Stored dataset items

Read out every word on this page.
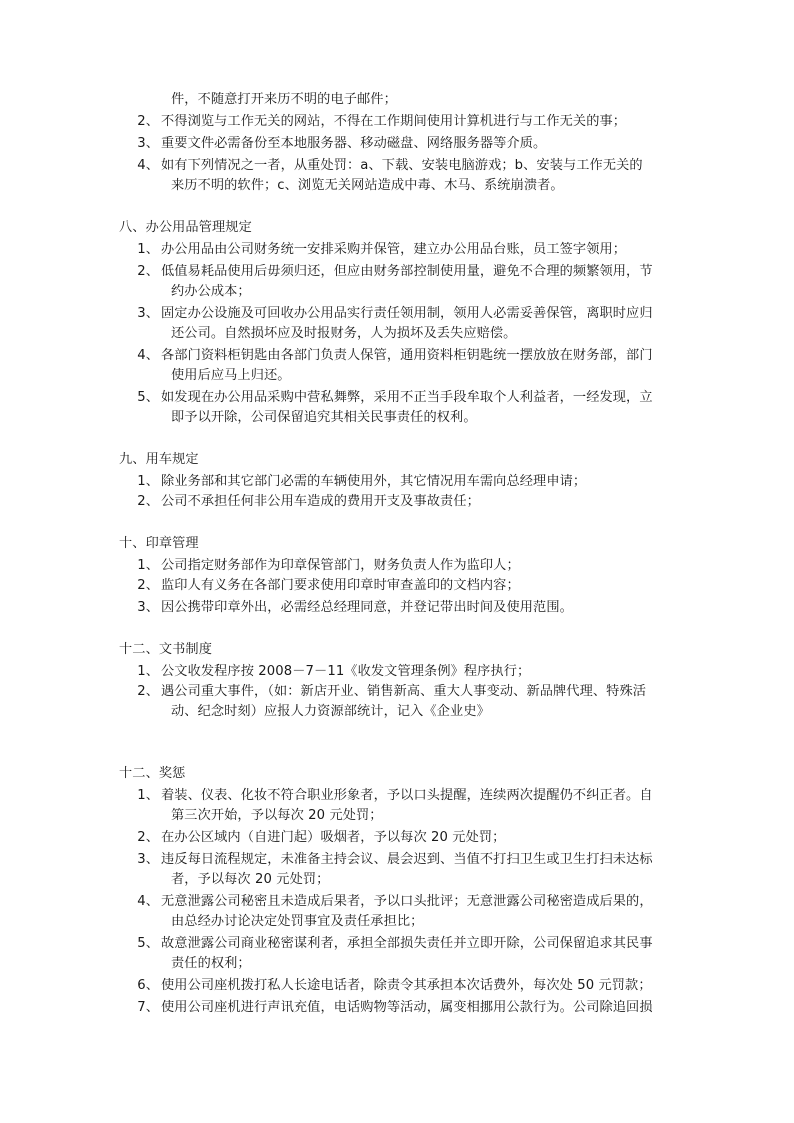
件，不随意打开来历不明的电子邮件；
2、 不得浏览与工作无关的网站，不得在工作期间使用计算机进行与工作无关的事；
3、 重要文件必需备份至本地服务器、移动磁盘、网络服务器等介质。
4、 如有下列情况之一者，从重处罚：a、下载、安装电脑游戏；b、安装与工作无关的
来历不明的软件；c、浏览无关网站造成中毒、木马、系统崩溃者。
八、办公用品管理规定
1、 办公用品由公司财务统一安排采购并保管，建立办公用品台账，员工签字领用；
2、 低值易耗品使用后毋须归还，但应由财务部控制使用量，避免不合理的频繁领用，节
约办公成本；
3、 固定办公设施及可回收办公用品实行责任领用制，领用人必需妥善保管，离职时应归
还公司。自然损坏应及时报财务，人为损坏及丢失应赔偿。
4、 各部门资料柜钥匙由各部门负责人保管，通用资料柜钥匙统一摆放放在财务部，部门
使用后应马上归还。
5、 如发现在办公用品采购中营私舞弊，采用不正当手段牟取个人利益者，一经发现，立
即予以开除，公司保留追究其相关民事责任的权利。
九、用车规定
1、 除业务部和其它部门必需的车辆使用外，其它情况用车需向总经理申请；
2、 公司不承担任何非公用车造成的费用开支及事故责任；
十、印章管理
1、 公司指定财务部作为印章保管部门，财务负责人作为监印人；
2、 监印人有义务在各部门要求使用印章时审查盖印的文档内容；
3、 因公携带印章外出，必需经总经理同意，并登记带出时间及使用范围。
十二、文书制度
1、 公文收发程序按 2008－7－11《收发文管理条例》程序执行；
2、 遇公司重大事件，（如：新店开业、销售新高、重大人事变动、新品牌代理、特殊活
动、纪念时刻）应报人力资源部统计，记入《企业史》
十二、奖惩
1、 着装、仪表、化妆不符合职业形象者，予以口头提醒，连续两次提醒仍不纠正者。自
第三次开始，予以每次 20 元处罚；
2、 在办公区域内（自进门起）吸烟者，予以每次 20 元处罚；
3、 违反每日流程规定，未准备主持会议、晨会迟到、当值不打扫卫生或卫生打扫未达标
者，予以每次 20 元处罚；
4、 无意泄露公司秘密且未造成后果者，予以口头批评；无意泄露公司秘密造成后果的，
由总经办讨论决定处罚事宜及责任承担比；
5、 故意泄露公司商业秘密谋利者，承担全部损失责任并立即开除，公司保留追求其民事
责任的权利；
6、 使用公司座机拨打私人长途电话者，除责令其承担本次话费外，每次处 50 元罚款；
7、 使用公司座机进行声讯充值，电话购物等活动，属变相挪用公款行为。公司除追回损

• [Exercise requirements]
Print each record exactly as it stands, leaving the images out.

• [Answer to this task]
Read out every word on this page.
件，不随意打开来历不明的电子邮件；
2、 不得浏览与工作无关的网站，不得在工作期间使用计算机进行与工作无关的事；
3、 重要文件必需备份至本地服务器、移动磁盘、网络服务器等介质。
4、 如有下列情况之一者，从重处罚：a、下载、安装电脑游戏；b、安装与工作无关的
来历不明的软件；c、浏览无关网站造成中毒、木马、系统崩溃者。
八、办公用品管理规定
1、 办公用品由公司财务统一安排采购并保管，建立办公用品台账，员工签字领用；
2、 低值易耗品使用后毋须归还，但应由财务部控制使用量，避免不合理的频繁领用，节
约办公成本；
3、 固定办公设施及可回收办公用品实行责任领用制，领用人必需妥善保管，离职时应归
还公司。自然损坏应及时报财务，人为损坏及丢失应赔偿。
4、 各部门资料柜钥匙由各部门负责人保管，通用资料柜钥匙统一摆放放在财务部，部门
使用后应马上归还。
5、 如发现在办公用品采购中营私舞弊，采用不正当手段牟取个人利益者，一经发现，立
即予以开除，公司保留追究其相关民事责任的权利。
九、用车规定
1、 除业务部和其它部门必需的车辆使用外，其它情况用车需向总经理申请；
2、 公司不承担任何非公用车造成的费用开支及事故责任；
十、印章管理
1、 公司指定财务部作为印章保管部门，财务负责人作为监印人；
2、 监印人有义务在各部门要求使用印章时审查盖印的文档内容；
3、 因公携带印章外出，必需经总经理同意，并登记带出时间及使用范围。
十二、文书制度
1、 公文收发程序按 2008－7－11《收发文管理条例》程序执行；
2、 遇公司重大事件，（如：新店开业、销售新高、重大人事变动、新品牌代理、特殊活
动、纪念时刻）应报人力资源部统计，记入《企业史》
十二、奖惩
1、 着装、仪表、化妆不符合职业形象者，予以口头提醒，连续两次提醒仍不纠正者。自
第三次开始，予以每次 20 元处罚；
2、 在办公区域内（自进门起）吸烟者，予以每次 20 元处罚；
3、 违反每日流程规定，未准备主持会议、晨会迟到、当值不打扫卫生或卫生打扫未达标
者，予以每次 20 元处罚；
4、 无意泄露公司秘密且未造成后果者，予以口头批评；无意泄露公司秘密造成后果的，
由总经办讨论决定处罚事宜及责任承担比；
5、 故意泄露公司商业秘密谋利者，承担全部损失责任并立即开除，公司保留追求其民事
责任的权利；
6、 使用公司座机拨打私人长途电话者，除责令其承担本次话费外，每次处 50 元罚款；
7、 使用公司座机进行声讯充值，电话购物等活动，属变相挪用公款行为。公司除追回损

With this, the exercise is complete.